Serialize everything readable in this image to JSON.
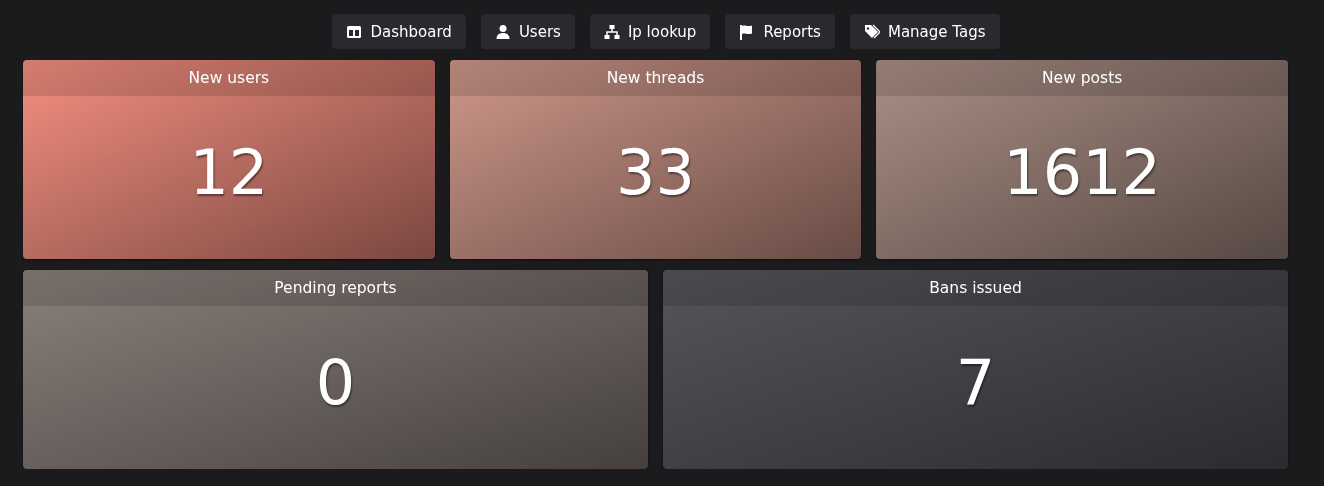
{
  "nav": [
    {
      "label": "Dashboard",
      "kind": "columns"
    },
    {
      "label": "Users",
      "kind": "person"
    },
    {
      "label": "Ip lookup",
      "kind": "network"
    },
    {
      "label": "Reports",
      "kind": "flag"
    },
    {
      "label": "Manage Tags",
      "kind": "tags"
    }
  ],
  "stats": [
    {
      "title": "New users",
      "value": "12",
      "color": "#f48f80"
    },
    {
      "title": "New threads",
      "value": "33",
      "color": "#cf978a"
    },
    {
      "title": "New posts",
      "value": "1612",
      "color": "#ab9086"
    },
    {
      "title": "Pending reports",
      "value": "0",
      "color": "#8a807b"
    },
    {
      "title": "Bans issued",
      "value": "7",
      "color": "#57555c"
    }
  ]
}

Exercise directions:
Copy every line of the listing containing the string "title".

Reply:
      "title": "New users",
      "title": "New threads",
      "title": "New posts",
      "title": "Pending reports",
      "title": "Bans issued",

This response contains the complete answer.